● **STATED GOAL**:
Transcribe the material in full. Nothing should differ except that the pictures are left out.
______________________________
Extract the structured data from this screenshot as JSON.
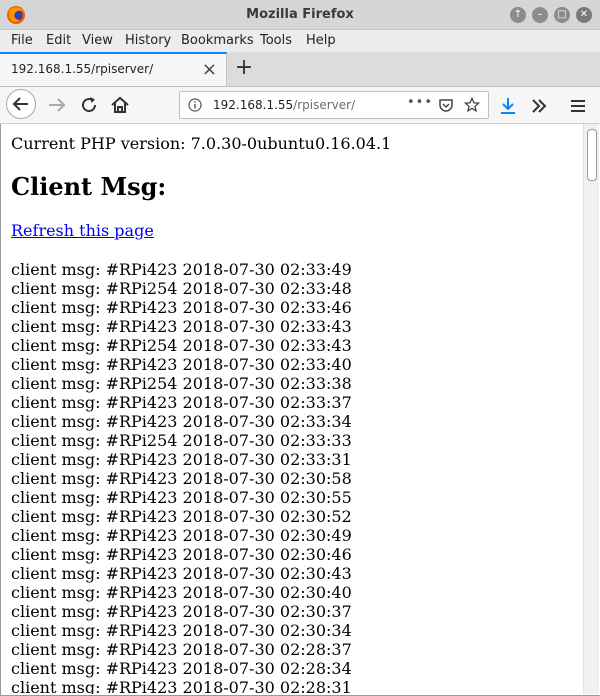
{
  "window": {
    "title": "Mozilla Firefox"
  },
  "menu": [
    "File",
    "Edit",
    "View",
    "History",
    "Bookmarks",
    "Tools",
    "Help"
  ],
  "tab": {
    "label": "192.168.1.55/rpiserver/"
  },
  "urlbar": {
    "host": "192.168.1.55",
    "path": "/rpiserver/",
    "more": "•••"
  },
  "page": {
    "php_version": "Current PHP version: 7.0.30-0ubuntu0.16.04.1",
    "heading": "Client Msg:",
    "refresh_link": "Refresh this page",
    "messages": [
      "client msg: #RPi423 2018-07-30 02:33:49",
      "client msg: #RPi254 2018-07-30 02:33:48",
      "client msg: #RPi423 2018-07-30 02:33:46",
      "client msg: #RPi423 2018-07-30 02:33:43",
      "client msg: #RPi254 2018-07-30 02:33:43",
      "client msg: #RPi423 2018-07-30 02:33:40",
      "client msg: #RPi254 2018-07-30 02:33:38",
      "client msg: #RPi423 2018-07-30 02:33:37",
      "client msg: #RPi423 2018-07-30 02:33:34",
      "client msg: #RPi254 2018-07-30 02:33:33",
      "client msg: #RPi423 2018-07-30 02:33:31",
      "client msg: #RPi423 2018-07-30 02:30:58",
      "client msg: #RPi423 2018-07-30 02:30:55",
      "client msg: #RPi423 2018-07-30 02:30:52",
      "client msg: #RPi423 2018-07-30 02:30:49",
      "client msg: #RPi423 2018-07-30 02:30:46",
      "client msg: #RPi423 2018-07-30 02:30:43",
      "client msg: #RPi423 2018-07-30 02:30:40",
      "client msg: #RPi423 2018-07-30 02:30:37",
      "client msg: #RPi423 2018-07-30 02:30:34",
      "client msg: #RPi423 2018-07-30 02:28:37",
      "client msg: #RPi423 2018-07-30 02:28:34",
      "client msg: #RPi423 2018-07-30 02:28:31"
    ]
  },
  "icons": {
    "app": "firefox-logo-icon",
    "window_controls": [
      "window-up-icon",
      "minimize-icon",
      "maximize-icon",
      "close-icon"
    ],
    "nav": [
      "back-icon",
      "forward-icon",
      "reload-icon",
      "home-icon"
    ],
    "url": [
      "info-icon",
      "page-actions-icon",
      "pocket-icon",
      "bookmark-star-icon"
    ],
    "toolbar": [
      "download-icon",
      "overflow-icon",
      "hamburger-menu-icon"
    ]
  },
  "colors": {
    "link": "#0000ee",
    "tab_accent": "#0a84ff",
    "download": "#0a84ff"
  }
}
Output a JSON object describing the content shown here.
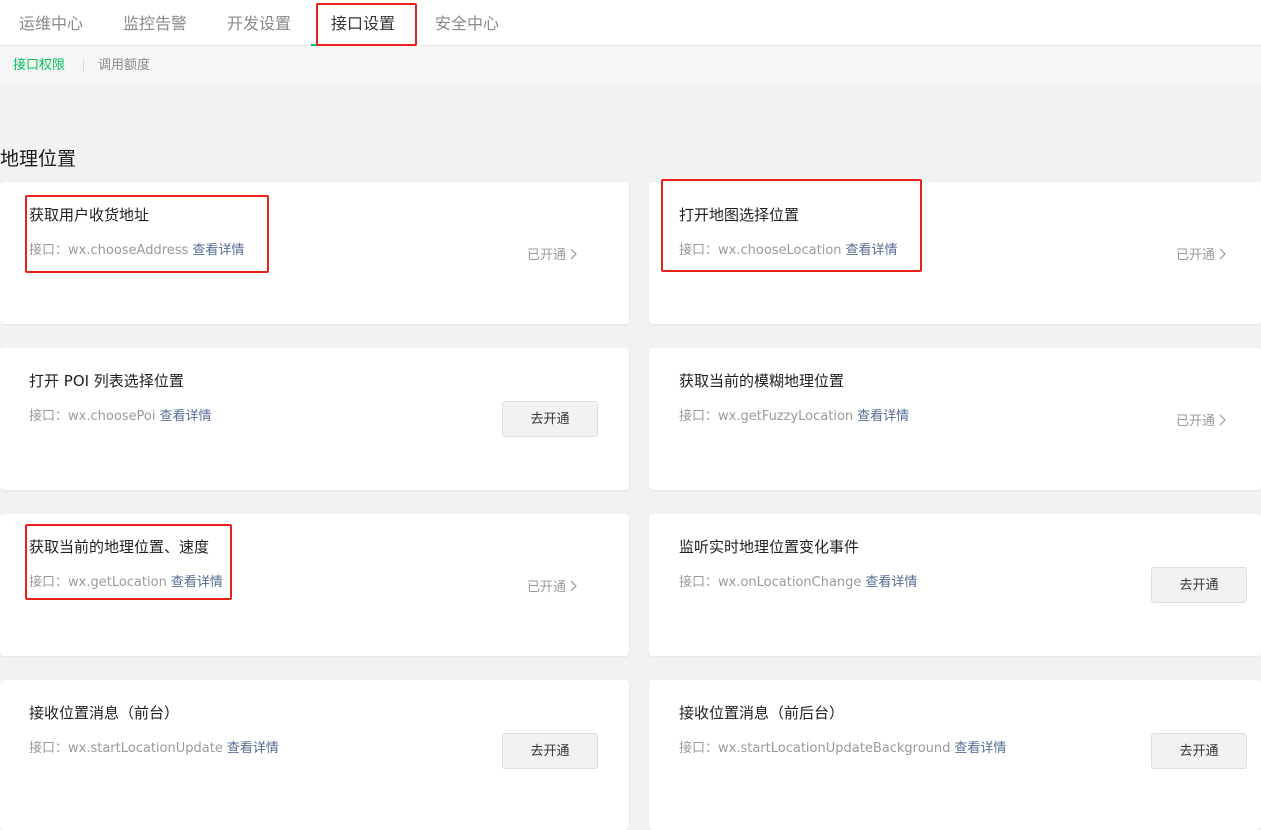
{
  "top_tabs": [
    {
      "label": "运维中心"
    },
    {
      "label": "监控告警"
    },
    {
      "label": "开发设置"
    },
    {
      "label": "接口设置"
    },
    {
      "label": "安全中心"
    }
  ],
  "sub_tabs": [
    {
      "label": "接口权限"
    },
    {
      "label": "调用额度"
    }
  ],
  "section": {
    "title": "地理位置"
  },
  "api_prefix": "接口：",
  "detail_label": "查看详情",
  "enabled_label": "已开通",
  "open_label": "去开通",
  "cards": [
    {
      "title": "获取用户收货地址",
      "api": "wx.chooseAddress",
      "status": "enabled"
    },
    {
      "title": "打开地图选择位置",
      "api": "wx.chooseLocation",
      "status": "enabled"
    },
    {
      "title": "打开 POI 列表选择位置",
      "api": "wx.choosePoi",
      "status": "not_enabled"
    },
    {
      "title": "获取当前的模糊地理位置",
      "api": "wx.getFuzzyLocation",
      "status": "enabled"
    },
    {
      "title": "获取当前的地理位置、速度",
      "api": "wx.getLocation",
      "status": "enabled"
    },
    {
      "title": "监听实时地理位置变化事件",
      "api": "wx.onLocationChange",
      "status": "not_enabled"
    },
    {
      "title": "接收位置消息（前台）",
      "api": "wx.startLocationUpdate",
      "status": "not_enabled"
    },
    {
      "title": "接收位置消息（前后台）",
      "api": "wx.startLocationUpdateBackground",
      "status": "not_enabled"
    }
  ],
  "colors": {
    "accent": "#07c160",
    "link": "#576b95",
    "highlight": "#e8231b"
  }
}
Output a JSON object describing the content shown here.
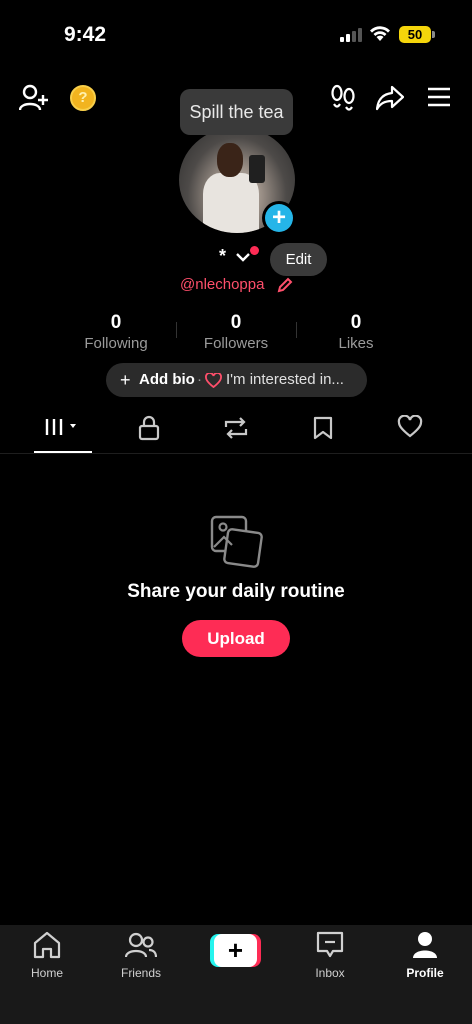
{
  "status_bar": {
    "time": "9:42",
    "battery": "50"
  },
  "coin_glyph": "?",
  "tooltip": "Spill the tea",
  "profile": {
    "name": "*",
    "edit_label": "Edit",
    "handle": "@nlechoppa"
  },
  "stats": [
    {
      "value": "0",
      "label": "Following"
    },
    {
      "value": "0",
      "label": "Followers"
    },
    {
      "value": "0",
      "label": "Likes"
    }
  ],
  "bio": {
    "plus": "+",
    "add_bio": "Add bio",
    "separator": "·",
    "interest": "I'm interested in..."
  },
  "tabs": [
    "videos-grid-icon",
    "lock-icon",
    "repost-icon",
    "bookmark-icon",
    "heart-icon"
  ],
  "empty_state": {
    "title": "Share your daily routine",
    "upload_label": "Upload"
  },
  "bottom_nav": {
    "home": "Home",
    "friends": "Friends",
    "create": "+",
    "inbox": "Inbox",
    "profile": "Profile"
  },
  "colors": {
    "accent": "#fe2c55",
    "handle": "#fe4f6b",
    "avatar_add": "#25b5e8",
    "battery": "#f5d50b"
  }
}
______________________________
● **REPLY TO THE TASK**:
Extract the structured data from this screenshot as JSON.
{
  "window": {
    "title": "Mozilla Firefox"
  },
  "menu": [
    "File",
    "Edit",
    "View",
    "History",
    "Bookmarks",
    "Tools",
    "Help"
  ],
  "tab": {
    "label": "192.168.1.55/rpiserver/"
  },
  "urlbar": {
    "host": "192.168.1.55",
    "path": "/rpiserver/",
    "more": "•••"
  },
  "page": {
    "php_version": "Current PHP version: 7.0.30-0ubuntu0.16.04.1",
    "heading": "Client Msg:",
    "refresh_link": "Refresh this page",
    "messages": [
      "client msg: #RPi423 2018-07-30 02:33:49",
      "client msg: #RPi254 2018-07-30 02:33:48",
      "client msg: #RPi423 2018-07-30 02:33:46",
      "client msg: #RPi423 2018-07-30 02:33:43",
      "client msg: #RPi254 2018-07-30 02:33:43",
      "client msg: #RPi423 2018-07-30 02:33:40",
      "client msg: #RPi254 2018-07-30 02:33:38",
      "client msg: #RPi423 2018-07-30 02:33:37",
      "client msg: #RPi423 2018-07-30 02:33:34",
      "client msg: #RPi254 2018-07-30 02:33:33",
      "client msg: #RPi423 2018-07-30 02:33:31",
      "client msg: #RPi423 2018-07-30 02:30:58",
      "client msg: #RPi423 2018-07-30 02:30:55",
      "client msg: #RPi423 2018-07-30 02:30:52",
      "client msg: #RPi423 2018-07-30 02:30:49",
      "client msg: #RPi423 2018-07-30 02:30:46",
      "client msg: #RPi423 2018-07-30 02:30:43",
      "client msg: #RPi423 2018-07-30 02:30:40",
      "client msg: #RPi423 2018-07-30 02:30:37",
      "client msg: #RPi423 2018-07-30 02:30:34",
      "client msg: #RPi423 2018-07-30 02:28:37",
      "client msg: #RPi423 2018-07-30 02:28:34",
      "client msg: #RPi423 2018-07-30 02:28:31"
    ]
  },
  "icons": {
    "app": "firefox-logo-icon",
    "window_controls": [
      "window-up-icon",
      "minimize-icon",
      "maximize-icon",
      "close-icon"
    ],
    "nav": [
      "back-icon",
      "forward-icon",
      "reload-icon",
      "home-icon"
    ],
    "url": [
      "info-icon",
      "page-actions-icon",
      "pocket-icon",
      "bookmark-star-icon"
    ],
    "toolbar": [
      "download-icon",
      "overflow-icon",
      "hamburger-menu-icon"
    ]
  },
  "colors": {
    "link": "#0000ee",
    "tab_accent": "#0a84ff",
    "download": "#0a84ff"
  }
}
Output a JSON object describing the content shown here.
{
  "top_tabs": [
    {
      "label": "运维中心"
    },
    {
      "label": "监控告警"
    },
    {
      "label": "开发设置"
    },
    {
      "label": "接口设置"
    },
    {
      "label": "安全中心"
    }
  ],
  "sub_tabs": [
    {
      "label": "接口权限"
    },
    {
      "label": "调用额度"
    }
  ],
  "section": {
    "title": "地理位置"
  },
  "api_prefix": "接口：",
  "detail_label": "查看详情",
  "enabled_label": "已开通",
  "open_label": "去开通",
  "cards": [
    {
      "title": "获取用户收货地址",
      "api": "wx.chooseAddress",
      "status": "enabled"
    },
    {
      "title": "打开地图选择位置",
      "api": "wx.chooseLocation",
      "status": "enabled"
    },
    {
      "title": "打开 POI 列表选择位置",
      "api": "wx.choosePoi",
      "status": "not_enabled"
    },
    {
      "title": "获取当前的模糊地理位置",
      "api": "wx.getFuzzyLocation",
      "status": "enabled"
    },
    {
      "title": "获取当前的地理位置、速度",
      "api": "wx.getLocation",
      "status": "enabled"
    },
    {
      "title": "监听实时地理位置变化事件",
      "api": "wx.onLocationChange",
      "status": "not_enabled"
    },
    {
      "title": "接收位置消息（前台）",
      "api": "wx.startLocationUpdate",
      "status": "not_enabled"
    },
    {
      "title": "接收位置消息（前后台）",
      "api": "wx.startLocationUpdateBackground",
      "status": "not_enabled"
    }
  ],
  "colors": {
    "accent": "#07c160",
    "link": "#576b95",
    "highlight": "#e8231b"
  }
}
Output a JSON object describing the content shown here.
{
  "status_bar": {
    "time": "9:42",
    "battery": "50"
  },
  "coin_glyph": "?",
  "tooltip": "Spill the tea",
  "profile": {
    "name": "*",
    "edit_label": "Edit",
    "handle": "@nlechoppa"
  },
  "stats": [
    {
      "value": "0",
      "label": "Following"
    },
    {
      "value": "0",
      "label": "Followers"
    },
    {
      "value": "0",
      "label": "Likes"
    }
  ],
  "bio": {
    "plus": "+",
    "add_bio": "Add bio",
    "separator": "·",
    "interest": "I'm interested in..."
  },
  "tabs": [
    "videos-grid-icon",
    "lock-icon",
    "repost-icon",
    "bookmark-icon",
    "heart-icon"
  ],
  "empty_state": {
    "title": "Share your daily routine",
    "upload_label": "Upload"
  },
  "bottom_nav": {
    "home": "Home",
    "friends": "Friends",
    "create": "+",
    "inbox": "Inbox",
    "profile": "Profile"
  },
  "colors": {
    "accent": "#fe2c55",
    "handle": "#fe4f6b",
    "avatar_add": "#25b5e8",
    "battery": "#f5d50b"
  }
}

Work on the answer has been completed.